**WORKING DATA**
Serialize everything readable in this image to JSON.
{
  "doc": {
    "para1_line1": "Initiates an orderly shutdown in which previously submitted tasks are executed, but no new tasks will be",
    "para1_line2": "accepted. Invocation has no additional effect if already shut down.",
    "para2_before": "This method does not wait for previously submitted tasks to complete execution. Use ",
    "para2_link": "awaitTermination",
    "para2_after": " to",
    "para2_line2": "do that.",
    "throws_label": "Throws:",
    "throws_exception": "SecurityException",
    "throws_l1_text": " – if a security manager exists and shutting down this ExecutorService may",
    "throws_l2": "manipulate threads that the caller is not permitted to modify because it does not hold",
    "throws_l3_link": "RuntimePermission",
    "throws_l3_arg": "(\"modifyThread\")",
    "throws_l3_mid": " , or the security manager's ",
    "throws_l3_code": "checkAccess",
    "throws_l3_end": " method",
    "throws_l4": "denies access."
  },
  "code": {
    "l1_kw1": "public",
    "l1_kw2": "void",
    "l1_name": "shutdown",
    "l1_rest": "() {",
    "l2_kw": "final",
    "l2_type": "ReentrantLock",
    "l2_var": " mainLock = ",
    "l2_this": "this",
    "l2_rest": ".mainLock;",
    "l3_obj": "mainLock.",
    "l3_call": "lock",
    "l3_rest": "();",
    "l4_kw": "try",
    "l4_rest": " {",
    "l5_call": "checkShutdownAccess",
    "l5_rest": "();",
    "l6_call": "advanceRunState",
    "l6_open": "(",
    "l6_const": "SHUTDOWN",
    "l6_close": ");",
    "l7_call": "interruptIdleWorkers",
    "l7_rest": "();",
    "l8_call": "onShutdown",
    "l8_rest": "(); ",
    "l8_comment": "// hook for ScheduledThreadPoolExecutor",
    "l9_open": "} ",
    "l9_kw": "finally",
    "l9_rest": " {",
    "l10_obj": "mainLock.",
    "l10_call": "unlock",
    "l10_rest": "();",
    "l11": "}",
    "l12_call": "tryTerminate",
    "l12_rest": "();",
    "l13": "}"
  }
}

**DO THIS**
Every entry should be output exactly as written, please.

**EXPECTED ANSWER**
Serialize everything readable in this image to JSON.
{
  "doc": {
    "para1_line1": "Initiates an orderly shutdown in which previously submitted tasks are executed, but no new tasks will be",
    "para1_line2": "accepted. Invocation has no additional effect if already shut down.",
    "para2_before": "This method does not wait for previously submitted tasks to complete execution. Use ",
    "para2_link": "awaitTermination",
    "para2_after": " to",
    "para2_line2": "do that.",
    "throws_label": "Throws:",
    "throws_exception": "SecurityException",
    "throws_l1_text": " – if a security manager exists and shutting down this ExecutorService may",
    "throws_l2": "manipulate threads that the caller is not permitted to modify because it does not hold",
    "throws_l3_link": "RuntimePermission",
    "throws_l3_arg": "(\"modifyThread\")",
    "throws_l3_mid": " , or the security manager's ",
    "throws_l3_code": "checkAccess",
    "throws_l3_end": " method",
    "throws_l4": "denies access."
  },
  "code": {
    "l1_kw1": "public",
    "l1_kw2": "void",
    "l1_name": "shutdown",
    "l1_rest": "() {",
    "l2_kw": "final",
    "l2_type": "ReentrantLock",
    "l2_var": " mainLock = ",
    "l2_this": "this",
    "l2_rest": ".mainLock;",
    "l3_obj": "mainLock.",
    "l3_call": "lock",
    "l3_rest": "();",
    "l4_kw": "try",
    "l4_rest": " {",
    "l5_call": "checkShutdownAccess",
    "l5_rest": "();",
    "l6_call": "advanceRunState",
    "l6_open": "(",
    "l6_const": "SHUTDOWN",
    "l6_close": ");",
    "l7_call": "interruptIdleWorkers",
    "l7_rest": "();",
    "l8_call": "onShutdown",
    "l8_rest": "(); ",
    "l8_comment": "// hook for ScheduledThreadPoolExecutor",
    "l9_open": "} ",
    "l9_kw": "finally",
    "l9_rest": " {",
    "l10_obj": "mainLock.",
    "l10_call": "unlock",
    "l10_rest": "();",
    "l11": "}",
    "l12_call": "tryTerminate",
    "l12_rest": "();",
    "l13": "}"
  }
}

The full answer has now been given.